## STATED PROBLEM
Pictures in the records should not be copied, but every other part must be repeated exactly.

## RECORDED INFORMATION
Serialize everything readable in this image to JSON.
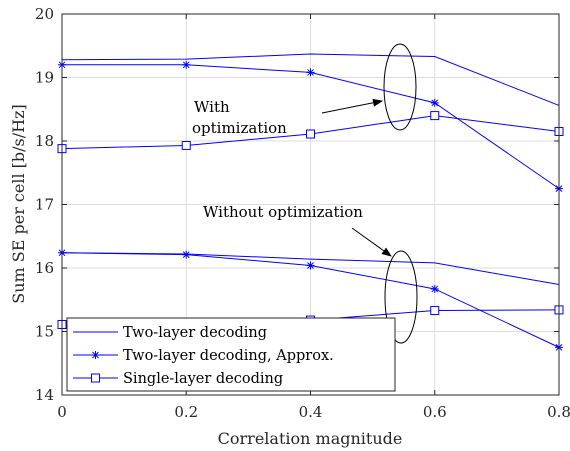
{
  "chart_data": {
    "type": "line",
    "xlabel": "Correlation magnitude",
    "ylabel": "Sum SE per cell [b/s/Hz]",
    "xlim": [
      0,
      0.8
    ],
    "ylim": [
      14,
      20
    ],
    "xticks": [
      "0",
      "0.2",
      "0.4",
      "0.6",
      "0.8"
    ],
    "yticks": [
      "14",
      "15",
      "16",
      "17",
      "18",
      "19",
      "20"
    ],
    "grid": true,
    "legend_position": "bottom-left",
    "series_color": "#0000ff",
    "x": [
      0,
      0.2,
      0.4,
      0.6,
      0.8
    ],
    "series": [
      {
        "name": "Two-layer decoding",
        "group": "with",
        "marker": "none",
        "values": [
          19.28,
          19.29,
          19.37,
          19.33,
          18.56
        ]
      },
      {
        "name": "Two-layer decoding, Approx.",
        "group": "with",
        "marker": "star",
        "values": [
          19.2,
          19.2,
          19.08,
          18.6,
          17.25
        ]
      },
      {
        "name": "Single-layer decoding",
        "group": "with",
        "marker": "square",
        "values": [
          17.88,
          17.93,
          18.11,
          18.4,
          18.15
        ]
      },
      {
        "name": "Two-layer decoding",
        "group": "without",
        "marker": "none",
        "values": [
          16.24,
          16.22,
          16.14,
          16.08,
          15.74
        ]
      },
      {
        "name": "Two-layer decoding, Approx.",
        "group": "without",
        "marker": "star",
        "values": [
          16.24,
          16.21,
          16.04,
          15.67,
          14.75
        ]
      },
      {
        "name": "Single-layer decoding",
        "group": "without",
        "marker": "square",
        "values": [
          15.11,
          15.14,
          15.18,
          15.33,
          15.34
        ]
      }
    ],
    "annotations": {
      "with_line1": "With",
      "with_line2": "optimization",
      "without": "Without optimization"
    },
    "legend": [
      {
        "label": "Two-layer decoding",
        "marker": "none"
      },
      {
        "label": "Two-layer decoding, Approx.",
        "marker": "star"
      },
      {
        "label": "Single-layer decoding",
        "marker": "square"
      }
    ]
  }
}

## PROBLEM SOLUTION
Serialize everything readable in this image to JSON.
{
  "chart_data": {
    "type": "line",
    "xlabel": "Correlation magnitude",
    "ylabel": "Sum SE per cell [b/s/Hz]",
    "xlim": [
      0,
      0.8
    ],
    "ylim": [
      14,
      20
    ],
    "xticks": [
      "0",
      "0.2",
      "0.4",
      "0.6",
      "0.8"
    ],
    "yticks": [
      "14",
      "15",
      "16",
      "17",
      "18",
      "19",
      "20"
    ],
    "grid": true,
    "legend_position": "bottom-left",
    "series_color": "#0000ff",
    "x": [
      0,
      0.2,
      0.4,
      0.6,
      0.8
    ],
    "series": [
      {
        "name": "Two-layer decoding",
        "group": "with",
        "marker": "none",
        "values": [
          19.28,
          19.29,
          19.37,
          19.33,
          18.56
        ]
      },
      {
        "name": "Two-layer decoding, Approx.",
        "group": "with",
        "marker": "star",
        "values": [
          19.2,
          19.2,
          19.08,
          18.6,
          17.25
        ]
      },
      {
        "name": "Single-layer decoding",
        "group": "with",
        "marker": "square",
        "values": [
          17.88,
          17.93,
          18.11,
          18.4,
          18.15
        ]
      },
      {
        "name": "Two-layer decoding",
        "group": "without",
        "marker": "none",
        "values": [
          16.24,
          16.22,
          16.14,
          16.08,
          15.74
        ]
      },
      {
        "name": "Two-layer decoding, Approx.",
        "group": "without",
        "marker": "star",
        "values": [
          16.24,
          16.21,
          16.04,
          15.67,
          14.75
        ]
      },
      {
        "name": "Single-layer decoding",
        "group": "without",
        "marker": "square",
        "values": [
          15.11,
          15.14,
          15.18,
          15.33,
          15.34
        ]
      }
    ],
    "annotations": {
      "with_line1": "With",
      "with_line2": "optimization",
      "without": "Without optimization"
    },
    "legend": [
      {
        "label": "Two-layer decoding",
        "marker": "none"
      },
      {
        "label": "Two-layer decoding, Approx.",
        "marker": "star"
      },
      {
        "label": "Single-layer decoding",
        "marker": "square"
      }
    ]
  }
}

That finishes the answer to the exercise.